# RECORDED INFORMATION
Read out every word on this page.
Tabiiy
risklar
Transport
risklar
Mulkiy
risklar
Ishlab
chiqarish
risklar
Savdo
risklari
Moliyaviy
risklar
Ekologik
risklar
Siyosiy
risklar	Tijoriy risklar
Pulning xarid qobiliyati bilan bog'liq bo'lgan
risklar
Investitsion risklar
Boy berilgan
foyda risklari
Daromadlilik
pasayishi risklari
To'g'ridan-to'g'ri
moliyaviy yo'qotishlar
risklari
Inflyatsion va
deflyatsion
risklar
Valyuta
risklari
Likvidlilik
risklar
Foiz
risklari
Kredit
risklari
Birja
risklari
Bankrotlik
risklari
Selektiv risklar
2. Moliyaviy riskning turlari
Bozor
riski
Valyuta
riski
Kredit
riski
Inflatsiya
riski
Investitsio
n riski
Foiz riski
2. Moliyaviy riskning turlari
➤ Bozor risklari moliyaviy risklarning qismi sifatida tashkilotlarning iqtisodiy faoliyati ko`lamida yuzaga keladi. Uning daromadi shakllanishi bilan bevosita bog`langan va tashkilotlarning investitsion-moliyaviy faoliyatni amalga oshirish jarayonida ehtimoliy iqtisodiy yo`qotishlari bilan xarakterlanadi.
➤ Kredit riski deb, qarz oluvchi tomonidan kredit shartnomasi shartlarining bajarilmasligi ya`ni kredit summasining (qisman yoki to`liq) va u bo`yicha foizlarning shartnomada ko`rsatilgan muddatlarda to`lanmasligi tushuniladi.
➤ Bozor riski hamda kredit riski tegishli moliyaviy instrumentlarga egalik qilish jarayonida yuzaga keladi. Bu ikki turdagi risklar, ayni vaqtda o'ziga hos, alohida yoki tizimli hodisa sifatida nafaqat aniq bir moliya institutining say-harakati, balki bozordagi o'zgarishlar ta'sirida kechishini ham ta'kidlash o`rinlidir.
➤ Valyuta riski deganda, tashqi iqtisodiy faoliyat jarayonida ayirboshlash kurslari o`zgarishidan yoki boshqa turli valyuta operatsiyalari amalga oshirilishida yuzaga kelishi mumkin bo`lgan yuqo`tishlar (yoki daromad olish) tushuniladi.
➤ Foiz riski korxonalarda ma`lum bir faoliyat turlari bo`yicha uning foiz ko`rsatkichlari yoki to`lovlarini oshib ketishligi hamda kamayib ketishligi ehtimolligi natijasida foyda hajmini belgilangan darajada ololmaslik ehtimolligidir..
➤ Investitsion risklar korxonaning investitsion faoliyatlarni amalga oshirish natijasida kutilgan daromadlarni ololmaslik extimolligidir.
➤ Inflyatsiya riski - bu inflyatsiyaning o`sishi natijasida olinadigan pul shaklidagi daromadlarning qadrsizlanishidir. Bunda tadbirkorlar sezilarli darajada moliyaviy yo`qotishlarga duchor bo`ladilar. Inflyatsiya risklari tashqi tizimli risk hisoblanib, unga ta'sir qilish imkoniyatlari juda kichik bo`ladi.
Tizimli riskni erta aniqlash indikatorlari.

# WHAT IS NEEDED
All of the entries above need to be reproduced exactly.

# ANSWER FOR THE TASK
Read out every word on this page.
Tabiiy
risklar
Transport
risklar
Mulkiy
risklar
Ishlab
chiqarish
risklar
Savdo
risklari
Moliyaviy
risklar
Ekologik
risklar
Siyosiy
risklar	Tijoriy risklar
Pulning xarid qobiliyati bilan bog'liq bo'lgan
risklar
Investitsion risklar
Boy berilgan
foyda risklari
Daromadlilik
pasayishi risklari
To'g'ridan-to'g'ri
moliyaviy yo'qotishlar
risklari
Inflyatsion va
deflyatsion
risklar
Valyuta
risklari
Likvidlilik
risklar
Foiz
risklari
Kredit
risklari
Birja
risklari
Bankrotlik
risklari
Selektiv risklar
2. Moliyaviy riskning turlari
Bozor
riski
Valyuta
riski
Kredit
riski
Inflatsiya
riski
Investitsio
n riski
Foiz riski
2. Moliyaviy riskning turlari
➤ Bozor risklari moliyaviy risklarning qismi sifatida tashkilotlarning iqtisodiy faoliyati ko`lamida yuzaga keladi. Uning daromadi shakllanishi bilan bevosita bog`langan va tashkilotlarning investitsion-moliyaviy faoliyatni amalga oshirish jarayonida ehtimoliy iqtisodiy yo`qotishlari bilan xarakterlanadi.
➤ Kredit riski deb, qarz oluvchi tomonidan kredit shartnomasi shartlarining bajarilmasligi ya`ni kredit summasining (qisman yoki to`liq) va u bo`yicha foizlarning shartnomada ko`rsatilgan muddatlarda to`lanmasligi tushuniladi.
➤ Bozor riski hamda kredit riski tegishli moliyaviy instrumentlarga egalik qilish jarayonida yuzaga keladi. Bu ikki turdagi risklar, ayni vaqtda o'ziga hos, alohida yoki tizimli hodisa sifatida nafaqat aniq bir moliya institutining say-harakati, balki bozordagi o'zgarishlar ta'sirida kechishini ham ta'kidlash o`rinlidir.
➤ Valyuta riski deganda, tashqi iqtisodiy faoliyat jarayonida ayirboshlash kurslari o`zgarishidan yoki boshqa turli valyuta operatsiyalari amalga oshirilishida yuzaga kelishi mumkin bo`lgan yuqo`tishlar (yoki daromad olish) tushuniladi.
➤ Foiz riski korxonalarda ma`lum bir faoliyat turlari bo`yicha uning foiz ko`rsatkichlari yoki to`lovlarini oshib ketishligi hamda kamayib ketishligi ehtimolligi natijasida foyda hajmini belgilangan darajada ololmaslik ehtimolligidir..
➤ Investitsion risklar korxonaning investitsion faoliyatlarni amalga oshirish natijasida kutilgan daromadlarni ololmaslik extimolligidir.
➤ Inflyatsiya riski - bu inflyatsiyaning o`sishi natijasida olinadigan pul shaklidagi daromadlarning qadrsizlanishidir. Bunda tadbirkorlar sezilarli darajada moliyaviy yo`qotishlarga duchor bo`ladilar. Inflyatsiya risklari tashqi tizimli risk hisoblanib, unga ta'sir qilish imkoniyatlari juda kichik bo`ladi.
Tizimli riskni erta aniqlash indikatorlari.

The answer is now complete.